- _The data_

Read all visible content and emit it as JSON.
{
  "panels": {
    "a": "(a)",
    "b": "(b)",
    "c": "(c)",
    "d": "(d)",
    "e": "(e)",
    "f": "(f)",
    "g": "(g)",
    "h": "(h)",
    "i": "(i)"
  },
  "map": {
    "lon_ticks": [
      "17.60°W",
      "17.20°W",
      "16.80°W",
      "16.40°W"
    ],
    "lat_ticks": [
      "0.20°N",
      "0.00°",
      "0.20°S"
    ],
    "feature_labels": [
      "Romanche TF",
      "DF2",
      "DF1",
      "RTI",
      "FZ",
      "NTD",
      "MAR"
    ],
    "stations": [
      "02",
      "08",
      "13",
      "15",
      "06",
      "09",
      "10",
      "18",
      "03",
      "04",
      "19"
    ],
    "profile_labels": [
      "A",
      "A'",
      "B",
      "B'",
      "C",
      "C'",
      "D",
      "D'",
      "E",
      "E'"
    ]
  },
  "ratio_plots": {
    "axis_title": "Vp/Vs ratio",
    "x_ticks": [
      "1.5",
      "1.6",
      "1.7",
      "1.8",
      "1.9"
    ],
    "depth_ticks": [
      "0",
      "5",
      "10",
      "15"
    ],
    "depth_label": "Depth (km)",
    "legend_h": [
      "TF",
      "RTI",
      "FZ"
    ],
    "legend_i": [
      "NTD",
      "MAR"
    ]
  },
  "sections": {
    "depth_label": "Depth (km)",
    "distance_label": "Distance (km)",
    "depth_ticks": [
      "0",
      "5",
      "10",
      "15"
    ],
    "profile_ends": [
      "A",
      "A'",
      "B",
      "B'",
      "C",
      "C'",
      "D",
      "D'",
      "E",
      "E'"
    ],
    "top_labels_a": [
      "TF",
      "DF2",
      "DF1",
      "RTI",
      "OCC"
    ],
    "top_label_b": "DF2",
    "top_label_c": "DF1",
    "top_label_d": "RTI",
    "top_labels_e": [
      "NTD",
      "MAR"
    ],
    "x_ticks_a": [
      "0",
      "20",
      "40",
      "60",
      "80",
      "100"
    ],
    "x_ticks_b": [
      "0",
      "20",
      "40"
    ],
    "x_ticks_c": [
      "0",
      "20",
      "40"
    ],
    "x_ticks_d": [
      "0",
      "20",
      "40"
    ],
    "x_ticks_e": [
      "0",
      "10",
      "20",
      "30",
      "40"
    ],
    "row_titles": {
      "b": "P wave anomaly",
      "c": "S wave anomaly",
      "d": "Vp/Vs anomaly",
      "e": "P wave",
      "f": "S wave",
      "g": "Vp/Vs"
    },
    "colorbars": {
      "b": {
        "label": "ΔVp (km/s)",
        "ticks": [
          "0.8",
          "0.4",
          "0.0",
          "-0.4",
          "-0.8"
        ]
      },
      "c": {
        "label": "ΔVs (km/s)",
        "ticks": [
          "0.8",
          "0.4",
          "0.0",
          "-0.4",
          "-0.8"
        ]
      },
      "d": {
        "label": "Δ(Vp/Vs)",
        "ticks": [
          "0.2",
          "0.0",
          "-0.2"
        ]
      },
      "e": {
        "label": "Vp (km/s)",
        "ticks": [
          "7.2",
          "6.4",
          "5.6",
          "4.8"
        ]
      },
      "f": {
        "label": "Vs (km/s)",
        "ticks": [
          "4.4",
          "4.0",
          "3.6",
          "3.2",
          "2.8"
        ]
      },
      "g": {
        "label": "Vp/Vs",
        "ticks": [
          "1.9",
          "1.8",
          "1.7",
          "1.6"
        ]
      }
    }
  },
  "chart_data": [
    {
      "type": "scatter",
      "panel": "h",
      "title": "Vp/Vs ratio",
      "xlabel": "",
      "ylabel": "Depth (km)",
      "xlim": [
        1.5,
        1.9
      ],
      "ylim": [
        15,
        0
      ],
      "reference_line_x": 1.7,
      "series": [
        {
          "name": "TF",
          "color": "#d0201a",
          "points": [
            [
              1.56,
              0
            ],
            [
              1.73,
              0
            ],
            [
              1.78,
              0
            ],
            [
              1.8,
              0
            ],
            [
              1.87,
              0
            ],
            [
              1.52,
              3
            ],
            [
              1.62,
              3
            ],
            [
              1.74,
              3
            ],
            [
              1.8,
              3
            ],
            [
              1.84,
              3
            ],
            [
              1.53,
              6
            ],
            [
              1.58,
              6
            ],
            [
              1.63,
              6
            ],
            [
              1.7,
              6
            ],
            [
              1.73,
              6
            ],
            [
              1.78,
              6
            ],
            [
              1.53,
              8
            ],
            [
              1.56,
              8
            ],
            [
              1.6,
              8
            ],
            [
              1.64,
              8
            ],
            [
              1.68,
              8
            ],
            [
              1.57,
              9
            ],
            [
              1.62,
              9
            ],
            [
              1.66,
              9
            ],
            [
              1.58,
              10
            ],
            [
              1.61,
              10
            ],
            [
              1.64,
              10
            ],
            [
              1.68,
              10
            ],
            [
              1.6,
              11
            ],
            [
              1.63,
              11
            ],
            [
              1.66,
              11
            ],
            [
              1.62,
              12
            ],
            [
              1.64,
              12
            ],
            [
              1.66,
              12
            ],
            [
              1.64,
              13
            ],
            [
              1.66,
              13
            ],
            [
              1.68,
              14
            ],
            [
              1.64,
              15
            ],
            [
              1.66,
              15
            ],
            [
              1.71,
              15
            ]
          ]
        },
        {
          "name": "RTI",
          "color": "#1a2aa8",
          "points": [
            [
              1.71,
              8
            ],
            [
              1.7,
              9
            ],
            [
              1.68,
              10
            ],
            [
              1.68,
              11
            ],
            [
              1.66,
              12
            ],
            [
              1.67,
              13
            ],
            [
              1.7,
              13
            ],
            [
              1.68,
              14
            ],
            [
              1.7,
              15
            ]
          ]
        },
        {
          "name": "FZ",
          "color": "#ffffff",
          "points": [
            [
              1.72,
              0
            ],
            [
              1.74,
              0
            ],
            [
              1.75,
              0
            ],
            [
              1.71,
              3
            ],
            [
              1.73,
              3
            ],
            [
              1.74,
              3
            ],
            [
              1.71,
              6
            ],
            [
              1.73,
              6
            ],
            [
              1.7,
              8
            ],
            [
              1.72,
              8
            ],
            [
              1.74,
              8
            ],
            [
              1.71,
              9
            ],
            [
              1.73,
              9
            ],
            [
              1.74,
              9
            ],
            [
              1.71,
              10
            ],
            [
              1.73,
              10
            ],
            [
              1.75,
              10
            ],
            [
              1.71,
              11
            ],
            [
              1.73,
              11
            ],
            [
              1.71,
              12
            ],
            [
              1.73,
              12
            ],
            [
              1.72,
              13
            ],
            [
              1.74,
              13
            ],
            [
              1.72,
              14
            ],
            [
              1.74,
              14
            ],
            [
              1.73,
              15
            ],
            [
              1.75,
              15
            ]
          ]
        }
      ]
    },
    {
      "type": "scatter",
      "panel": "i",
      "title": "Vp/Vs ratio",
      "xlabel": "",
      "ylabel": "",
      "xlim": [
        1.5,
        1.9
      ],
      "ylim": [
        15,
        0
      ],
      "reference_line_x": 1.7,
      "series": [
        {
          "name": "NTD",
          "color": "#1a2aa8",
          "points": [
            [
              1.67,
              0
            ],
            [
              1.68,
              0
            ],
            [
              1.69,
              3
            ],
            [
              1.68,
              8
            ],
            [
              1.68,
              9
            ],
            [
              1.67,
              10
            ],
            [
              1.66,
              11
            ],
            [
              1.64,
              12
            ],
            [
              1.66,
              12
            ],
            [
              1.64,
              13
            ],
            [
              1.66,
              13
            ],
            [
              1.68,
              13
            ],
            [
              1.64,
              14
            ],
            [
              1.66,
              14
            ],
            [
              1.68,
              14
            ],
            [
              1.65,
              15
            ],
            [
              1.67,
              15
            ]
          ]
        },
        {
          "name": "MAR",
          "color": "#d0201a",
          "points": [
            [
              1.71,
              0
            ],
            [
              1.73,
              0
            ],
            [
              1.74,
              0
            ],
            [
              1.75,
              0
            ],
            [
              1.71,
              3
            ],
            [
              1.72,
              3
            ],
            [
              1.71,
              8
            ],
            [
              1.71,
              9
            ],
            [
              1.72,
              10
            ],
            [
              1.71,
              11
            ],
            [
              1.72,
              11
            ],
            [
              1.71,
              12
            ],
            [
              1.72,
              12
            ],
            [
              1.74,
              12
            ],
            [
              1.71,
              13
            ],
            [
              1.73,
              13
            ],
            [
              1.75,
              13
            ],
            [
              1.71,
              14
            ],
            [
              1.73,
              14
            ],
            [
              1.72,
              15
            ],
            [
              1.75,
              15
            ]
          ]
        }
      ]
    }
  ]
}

- _Task to complete_
Select and copy each line from the data that includes the word "wave".

- _Response_
      "b": "P wave anomaly",
      "c": "S wave anomaly",
      "e": "P wave",
      "f": "S wave",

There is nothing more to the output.